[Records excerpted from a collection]
__________

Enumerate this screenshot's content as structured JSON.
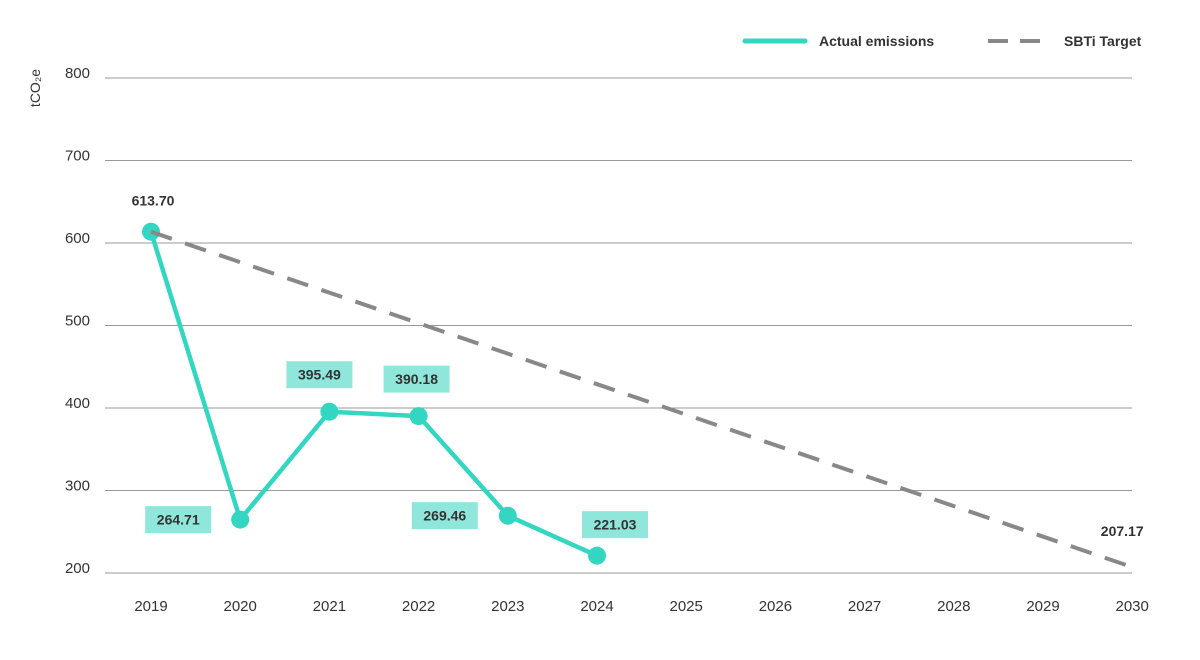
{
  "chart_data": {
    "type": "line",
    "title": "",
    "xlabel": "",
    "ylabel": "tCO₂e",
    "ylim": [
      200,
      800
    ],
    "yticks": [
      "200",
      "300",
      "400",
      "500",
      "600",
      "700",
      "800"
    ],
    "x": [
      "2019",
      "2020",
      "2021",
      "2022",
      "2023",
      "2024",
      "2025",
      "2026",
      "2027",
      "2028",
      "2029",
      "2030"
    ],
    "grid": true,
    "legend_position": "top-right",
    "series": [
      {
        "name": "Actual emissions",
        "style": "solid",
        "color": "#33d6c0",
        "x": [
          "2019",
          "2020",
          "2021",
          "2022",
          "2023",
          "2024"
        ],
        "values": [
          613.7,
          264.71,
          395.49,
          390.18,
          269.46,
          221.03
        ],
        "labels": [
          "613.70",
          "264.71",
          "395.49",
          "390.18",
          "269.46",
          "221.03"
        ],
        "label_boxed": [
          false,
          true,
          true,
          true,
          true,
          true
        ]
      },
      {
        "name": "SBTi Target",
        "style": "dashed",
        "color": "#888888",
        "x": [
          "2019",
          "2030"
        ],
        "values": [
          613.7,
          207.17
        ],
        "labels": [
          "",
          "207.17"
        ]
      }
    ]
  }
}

__________

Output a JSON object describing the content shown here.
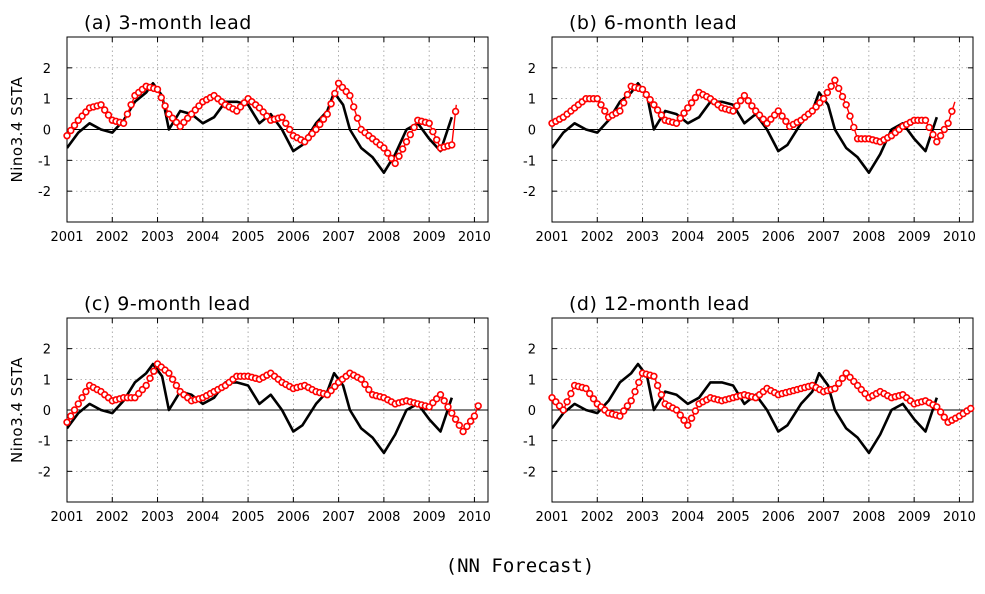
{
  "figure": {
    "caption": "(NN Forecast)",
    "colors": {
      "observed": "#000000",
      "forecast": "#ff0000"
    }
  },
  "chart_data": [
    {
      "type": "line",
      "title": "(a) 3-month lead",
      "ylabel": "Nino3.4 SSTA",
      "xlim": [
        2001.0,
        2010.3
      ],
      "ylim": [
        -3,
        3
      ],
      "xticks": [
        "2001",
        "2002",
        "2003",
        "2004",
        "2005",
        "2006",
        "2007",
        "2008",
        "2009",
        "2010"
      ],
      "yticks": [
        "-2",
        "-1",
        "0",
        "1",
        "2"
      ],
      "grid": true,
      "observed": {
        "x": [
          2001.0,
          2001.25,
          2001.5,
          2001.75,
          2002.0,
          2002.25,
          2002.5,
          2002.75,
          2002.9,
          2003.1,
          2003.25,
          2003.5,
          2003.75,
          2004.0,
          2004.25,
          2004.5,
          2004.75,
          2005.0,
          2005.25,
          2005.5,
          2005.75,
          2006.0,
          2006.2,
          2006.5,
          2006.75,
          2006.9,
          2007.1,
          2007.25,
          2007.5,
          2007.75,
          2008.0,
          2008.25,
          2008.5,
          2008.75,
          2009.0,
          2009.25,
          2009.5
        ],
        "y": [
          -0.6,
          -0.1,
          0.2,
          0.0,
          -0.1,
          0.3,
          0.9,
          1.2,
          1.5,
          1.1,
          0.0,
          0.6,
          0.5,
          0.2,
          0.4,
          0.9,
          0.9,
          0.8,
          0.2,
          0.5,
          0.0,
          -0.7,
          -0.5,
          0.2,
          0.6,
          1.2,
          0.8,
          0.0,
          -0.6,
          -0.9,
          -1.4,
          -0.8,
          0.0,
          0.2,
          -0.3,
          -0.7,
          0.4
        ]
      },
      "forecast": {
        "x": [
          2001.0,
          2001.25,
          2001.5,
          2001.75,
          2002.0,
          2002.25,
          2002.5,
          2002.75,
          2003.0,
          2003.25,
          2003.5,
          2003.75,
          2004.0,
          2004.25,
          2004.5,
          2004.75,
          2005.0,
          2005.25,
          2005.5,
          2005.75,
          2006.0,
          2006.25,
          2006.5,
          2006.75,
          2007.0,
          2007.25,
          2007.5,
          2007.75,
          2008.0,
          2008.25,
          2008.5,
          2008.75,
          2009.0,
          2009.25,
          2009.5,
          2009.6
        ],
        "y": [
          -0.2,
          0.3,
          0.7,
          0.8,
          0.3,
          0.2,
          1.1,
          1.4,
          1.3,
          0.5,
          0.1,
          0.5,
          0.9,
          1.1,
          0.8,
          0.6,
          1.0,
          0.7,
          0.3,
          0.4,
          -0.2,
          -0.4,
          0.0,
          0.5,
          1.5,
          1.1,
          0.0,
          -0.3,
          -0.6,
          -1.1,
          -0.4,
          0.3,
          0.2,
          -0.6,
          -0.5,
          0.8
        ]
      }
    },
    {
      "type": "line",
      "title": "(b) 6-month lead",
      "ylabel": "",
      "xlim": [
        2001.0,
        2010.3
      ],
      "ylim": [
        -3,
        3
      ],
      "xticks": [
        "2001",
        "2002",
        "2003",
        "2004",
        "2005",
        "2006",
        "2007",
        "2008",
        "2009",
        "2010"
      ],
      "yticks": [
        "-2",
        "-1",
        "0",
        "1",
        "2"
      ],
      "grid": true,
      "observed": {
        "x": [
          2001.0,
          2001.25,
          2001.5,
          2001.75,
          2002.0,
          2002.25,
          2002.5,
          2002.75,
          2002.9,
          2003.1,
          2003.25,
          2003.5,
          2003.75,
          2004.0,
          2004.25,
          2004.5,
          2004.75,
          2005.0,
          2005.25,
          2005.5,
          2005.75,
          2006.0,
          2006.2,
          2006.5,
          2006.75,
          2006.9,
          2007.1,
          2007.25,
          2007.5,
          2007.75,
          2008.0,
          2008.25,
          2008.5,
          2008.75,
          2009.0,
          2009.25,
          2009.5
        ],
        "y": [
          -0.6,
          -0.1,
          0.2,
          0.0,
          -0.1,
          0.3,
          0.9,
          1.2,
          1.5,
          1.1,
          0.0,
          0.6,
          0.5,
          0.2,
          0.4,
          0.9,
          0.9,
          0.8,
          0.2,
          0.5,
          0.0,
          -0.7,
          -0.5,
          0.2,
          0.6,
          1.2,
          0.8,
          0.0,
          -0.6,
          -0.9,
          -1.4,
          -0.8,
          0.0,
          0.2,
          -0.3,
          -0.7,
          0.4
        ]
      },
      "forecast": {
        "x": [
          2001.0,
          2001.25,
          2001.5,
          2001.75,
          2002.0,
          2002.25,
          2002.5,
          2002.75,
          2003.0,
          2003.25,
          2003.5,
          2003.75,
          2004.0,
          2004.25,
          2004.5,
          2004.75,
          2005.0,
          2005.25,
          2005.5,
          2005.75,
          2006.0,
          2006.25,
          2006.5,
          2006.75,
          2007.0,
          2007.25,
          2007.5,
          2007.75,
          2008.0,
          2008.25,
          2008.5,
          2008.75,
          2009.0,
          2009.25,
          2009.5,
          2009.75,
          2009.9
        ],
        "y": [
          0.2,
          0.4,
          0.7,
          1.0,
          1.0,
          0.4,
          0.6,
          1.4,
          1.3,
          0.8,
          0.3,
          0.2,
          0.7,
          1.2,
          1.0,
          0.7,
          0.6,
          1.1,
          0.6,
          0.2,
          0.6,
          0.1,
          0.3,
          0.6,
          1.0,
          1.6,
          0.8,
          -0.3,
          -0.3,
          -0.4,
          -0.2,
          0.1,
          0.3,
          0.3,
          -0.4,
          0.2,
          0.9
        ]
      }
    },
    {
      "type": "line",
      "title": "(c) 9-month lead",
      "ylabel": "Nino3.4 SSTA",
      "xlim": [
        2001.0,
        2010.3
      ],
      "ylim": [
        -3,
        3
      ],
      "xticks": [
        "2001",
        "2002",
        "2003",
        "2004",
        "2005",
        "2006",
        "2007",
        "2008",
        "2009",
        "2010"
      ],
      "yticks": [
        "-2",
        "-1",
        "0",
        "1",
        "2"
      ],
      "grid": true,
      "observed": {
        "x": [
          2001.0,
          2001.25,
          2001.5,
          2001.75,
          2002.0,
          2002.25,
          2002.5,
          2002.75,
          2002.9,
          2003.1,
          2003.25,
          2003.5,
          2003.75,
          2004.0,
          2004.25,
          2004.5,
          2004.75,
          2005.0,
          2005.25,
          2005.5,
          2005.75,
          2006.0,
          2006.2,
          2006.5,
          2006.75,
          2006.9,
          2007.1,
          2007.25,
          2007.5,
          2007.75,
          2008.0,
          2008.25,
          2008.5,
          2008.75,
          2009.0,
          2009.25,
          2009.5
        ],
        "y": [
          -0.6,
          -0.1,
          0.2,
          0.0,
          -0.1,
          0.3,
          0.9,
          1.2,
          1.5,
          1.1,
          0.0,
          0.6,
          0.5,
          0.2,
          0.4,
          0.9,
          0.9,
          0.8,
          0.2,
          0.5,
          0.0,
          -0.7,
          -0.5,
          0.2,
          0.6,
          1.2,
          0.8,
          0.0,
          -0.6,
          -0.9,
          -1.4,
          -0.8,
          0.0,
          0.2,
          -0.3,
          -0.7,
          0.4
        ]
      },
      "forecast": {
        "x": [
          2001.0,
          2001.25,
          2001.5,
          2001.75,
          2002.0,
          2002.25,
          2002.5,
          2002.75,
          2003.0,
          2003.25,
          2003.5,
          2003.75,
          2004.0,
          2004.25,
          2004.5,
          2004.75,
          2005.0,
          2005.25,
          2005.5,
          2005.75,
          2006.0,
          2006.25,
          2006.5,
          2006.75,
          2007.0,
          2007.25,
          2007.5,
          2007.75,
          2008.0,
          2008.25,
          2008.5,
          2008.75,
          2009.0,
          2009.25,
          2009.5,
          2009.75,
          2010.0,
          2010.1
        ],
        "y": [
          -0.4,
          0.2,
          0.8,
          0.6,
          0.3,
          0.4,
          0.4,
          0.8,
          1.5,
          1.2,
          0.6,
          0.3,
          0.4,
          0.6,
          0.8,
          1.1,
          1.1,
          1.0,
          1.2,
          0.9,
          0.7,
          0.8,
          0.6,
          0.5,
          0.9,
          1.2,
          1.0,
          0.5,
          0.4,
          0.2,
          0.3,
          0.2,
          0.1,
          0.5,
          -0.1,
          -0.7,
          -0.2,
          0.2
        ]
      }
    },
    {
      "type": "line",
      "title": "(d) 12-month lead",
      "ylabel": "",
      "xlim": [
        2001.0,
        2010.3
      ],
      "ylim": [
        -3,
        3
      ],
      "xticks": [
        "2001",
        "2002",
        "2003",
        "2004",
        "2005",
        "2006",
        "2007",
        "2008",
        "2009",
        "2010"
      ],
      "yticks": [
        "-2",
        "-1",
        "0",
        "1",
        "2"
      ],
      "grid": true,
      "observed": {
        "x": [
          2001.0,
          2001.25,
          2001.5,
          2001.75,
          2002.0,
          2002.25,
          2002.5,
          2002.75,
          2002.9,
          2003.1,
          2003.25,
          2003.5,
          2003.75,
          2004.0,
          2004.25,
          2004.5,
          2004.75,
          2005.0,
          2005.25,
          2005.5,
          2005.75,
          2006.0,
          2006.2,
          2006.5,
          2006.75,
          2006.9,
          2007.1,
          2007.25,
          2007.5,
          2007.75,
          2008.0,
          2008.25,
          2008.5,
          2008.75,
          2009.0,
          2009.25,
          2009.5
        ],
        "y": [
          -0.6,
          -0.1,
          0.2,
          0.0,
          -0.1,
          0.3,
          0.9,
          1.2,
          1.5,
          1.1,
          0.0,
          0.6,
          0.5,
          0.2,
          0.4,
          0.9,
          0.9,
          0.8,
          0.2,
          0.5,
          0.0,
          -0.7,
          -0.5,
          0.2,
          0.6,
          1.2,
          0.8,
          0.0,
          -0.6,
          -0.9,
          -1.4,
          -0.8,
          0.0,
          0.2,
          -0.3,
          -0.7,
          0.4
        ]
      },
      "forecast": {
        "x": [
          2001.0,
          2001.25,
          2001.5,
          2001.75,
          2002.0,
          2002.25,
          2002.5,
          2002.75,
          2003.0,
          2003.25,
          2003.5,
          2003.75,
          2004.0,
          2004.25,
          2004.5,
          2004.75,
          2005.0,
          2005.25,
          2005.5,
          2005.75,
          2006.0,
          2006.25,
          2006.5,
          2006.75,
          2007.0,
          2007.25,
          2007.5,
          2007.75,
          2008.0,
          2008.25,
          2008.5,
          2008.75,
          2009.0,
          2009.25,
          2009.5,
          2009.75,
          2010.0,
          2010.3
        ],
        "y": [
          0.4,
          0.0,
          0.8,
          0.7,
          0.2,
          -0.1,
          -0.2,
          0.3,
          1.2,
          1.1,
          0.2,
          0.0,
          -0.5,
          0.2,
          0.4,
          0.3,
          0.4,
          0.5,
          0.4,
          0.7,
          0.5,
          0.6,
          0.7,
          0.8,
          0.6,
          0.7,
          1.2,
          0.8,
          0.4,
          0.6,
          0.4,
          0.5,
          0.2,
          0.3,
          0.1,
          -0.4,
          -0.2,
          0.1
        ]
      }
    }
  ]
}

__________

[SET PROBLEM]: Pull out all lines from the entries above that include the word "name".

[PROBLEM SOLUTION]:
        "name": "Actual emissions",
        "name": "SBTi Target",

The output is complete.